Copy out each line of the material in which the word "stadtwohnen" appears.

### INFORMATION GIVEN:
○ ○ ○
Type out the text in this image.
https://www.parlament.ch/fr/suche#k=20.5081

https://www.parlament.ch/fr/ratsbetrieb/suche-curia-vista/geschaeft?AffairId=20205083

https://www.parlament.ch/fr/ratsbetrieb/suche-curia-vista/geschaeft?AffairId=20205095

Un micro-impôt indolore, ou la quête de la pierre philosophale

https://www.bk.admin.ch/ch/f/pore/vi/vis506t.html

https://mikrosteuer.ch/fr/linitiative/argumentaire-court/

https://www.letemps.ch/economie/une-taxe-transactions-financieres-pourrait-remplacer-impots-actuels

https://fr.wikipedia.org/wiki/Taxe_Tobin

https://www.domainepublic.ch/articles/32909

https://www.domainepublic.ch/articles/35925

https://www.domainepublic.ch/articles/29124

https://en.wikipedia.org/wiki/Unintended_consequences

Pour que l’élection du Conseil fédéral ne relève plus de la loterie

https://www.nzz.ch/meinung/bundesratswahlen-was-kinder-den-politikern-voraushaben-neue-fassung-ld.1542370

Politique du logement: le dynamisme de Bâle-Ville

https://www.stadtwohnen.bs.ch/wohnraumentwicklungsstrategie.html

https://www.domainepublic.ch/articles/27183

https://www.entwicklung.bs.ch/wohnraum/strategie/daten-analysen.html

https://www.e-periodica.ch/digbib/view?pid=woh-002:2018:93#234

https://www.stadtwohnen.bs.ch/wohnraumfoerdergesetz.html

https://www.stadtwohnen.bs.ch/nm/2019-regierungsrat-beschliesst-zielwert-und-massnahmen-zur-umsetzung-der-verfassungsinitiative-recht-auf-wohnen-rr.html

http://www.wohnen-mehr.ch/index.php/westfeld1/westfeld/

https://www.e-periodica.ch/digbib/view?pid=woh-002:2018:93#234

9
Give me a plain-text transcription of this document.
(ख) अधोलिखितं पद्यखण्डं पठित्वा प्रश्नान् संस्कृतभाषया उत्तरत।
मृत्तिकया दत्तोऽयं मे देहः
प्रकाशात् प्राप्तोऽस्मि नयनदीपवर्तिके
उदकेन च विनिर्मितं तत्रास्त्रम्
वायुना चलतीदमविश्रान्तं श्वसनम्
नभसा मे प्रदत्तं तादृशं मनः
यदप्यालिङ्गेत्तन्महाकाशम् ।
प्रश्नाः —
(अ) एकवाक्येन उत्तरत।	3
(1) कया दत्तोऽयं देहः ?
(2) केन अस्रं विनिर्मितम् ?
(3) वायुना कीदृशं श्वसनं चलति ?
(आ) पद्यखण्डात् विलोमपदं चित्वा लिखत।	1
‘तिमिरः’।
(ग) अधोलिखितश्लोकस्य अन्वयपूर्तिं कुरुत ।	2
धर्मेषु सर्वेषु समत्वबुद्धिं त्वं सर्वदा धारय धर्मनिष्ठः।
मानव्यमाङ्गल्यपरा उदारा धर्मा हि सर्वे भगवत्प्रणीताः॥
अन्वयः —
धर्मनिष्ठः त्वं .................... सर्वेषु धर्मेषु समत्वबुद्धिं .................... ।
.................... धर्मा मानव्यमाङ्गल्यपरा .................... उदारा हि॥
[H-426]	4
○ ○ ○
### CORRECT RESPONSE:
https://www.stadtwohnen.bs.ch/wohnraumentwicklungsstrategie.html
https://www.stadtwohnen.bs.ch/wohnraumfoerdergesetz.html
https://www.stadtwohnen.bs.ch/nm/2019-regierungsrat-beschliesst-zielwert-und-massnahmen-zur-umsetzung-der-verfassungsinitiative-recht-auf-wohnen-rr.html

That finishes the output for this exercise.